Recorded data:
--

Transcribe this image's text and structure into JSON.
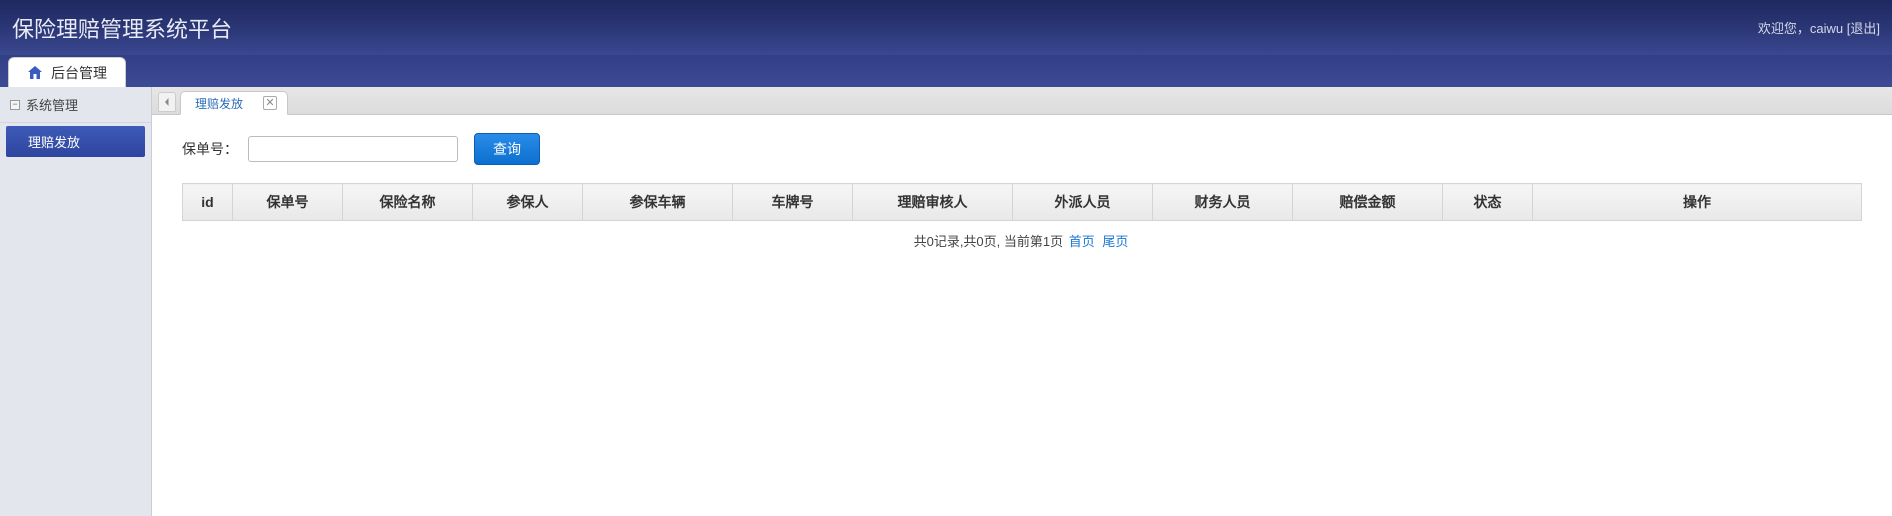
{
  "header": {
    "title": "保险理赔管理系统平台",
    "welcome_prefix": "欢迎您，",
    "username": "caiwu",
    "logout": "[退出]"
  },
  "main_tab": {
    "label": "后台管理"
  },
  "sidebar": {
    "group_label": "系统管理",
    "items": [
      {
        "label": "理赔发放"
      }
    ]
  },
  "content_tab": {
    "label": "理赔发放"
  },
  "search": {
    "label": "保单号：",
    "value": "",
    "button": "查询"
  },
  "table": {
    "columns": [
      "id",
      "保单号",
      "保险名称",
      "参保人",
      "参保车辆",
      "车牌号",
      "理赔审核人",
      "外派人员",
      "财务人员",
      "赔偿金额",
      "状态",
      "操作"
    ],
    "rows": []
  },
  "pagination": {
    "summary": "共0记录,共0页, 当前第1页 ",
    "first": "首页",
    "last": "尾页"
  }
}
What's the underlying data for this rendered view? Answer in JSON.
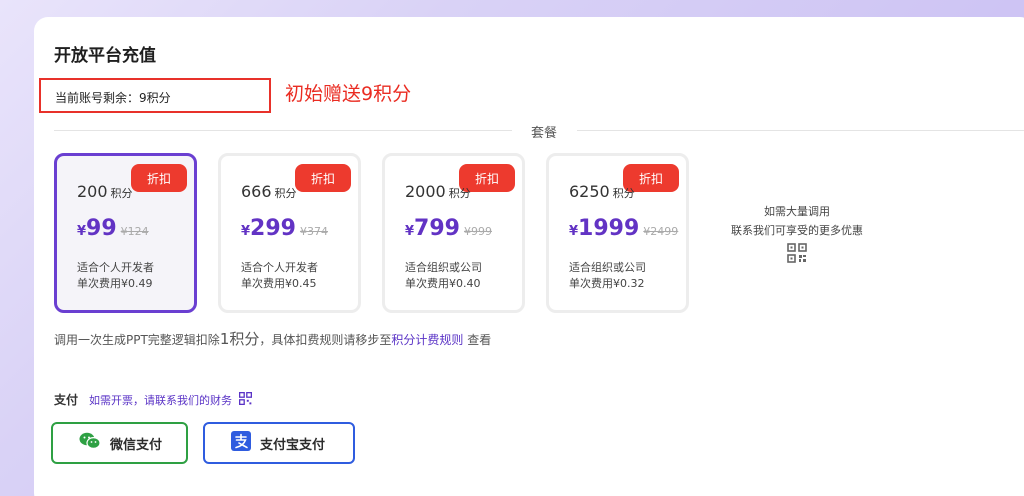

--

Exercise details. All of the records above must be copied exactly, except for the pictures.

Reply to the exercise.
Transcribe this image's text and structure into JSON.
{
  "header": {
    "title": "保险理赔管理系统平台",
    "welcome_prefix": "欢迎您，",
    "username": "caiwu",
    "logout": "[退出]"
  },
  "main_tab": {
    "label": "后台管理"
  },
  "sidebar": {
    "group_label": "系统管理",
    "items": [
      {
        "label": "理赔发放"
      }
    ]
  },
  "content_tab": {
    "label": "理赔发放"
  },
  "search": {
    "label": "保单号：",
    "value": "",
    "button": "查询"
  },
  "table": {
    "columns": [
      "id",
      "保单号",
      "保险名称",
      "参保人",
      "参保车辆",
      "车牌号",
      "理赔审核人",
      "外派人员",
      "财务人员",
      "赔偿金额",
      "状态",
      "操作"
    ],
    "rows": []
  },
  "pagination": {
    "summary": "共0记录,共0页, 当前第1页 ",
    "first": "首页",
    "last": "尾页"
  }
}
What's the underlying data for this rendered view? Answer in JSON.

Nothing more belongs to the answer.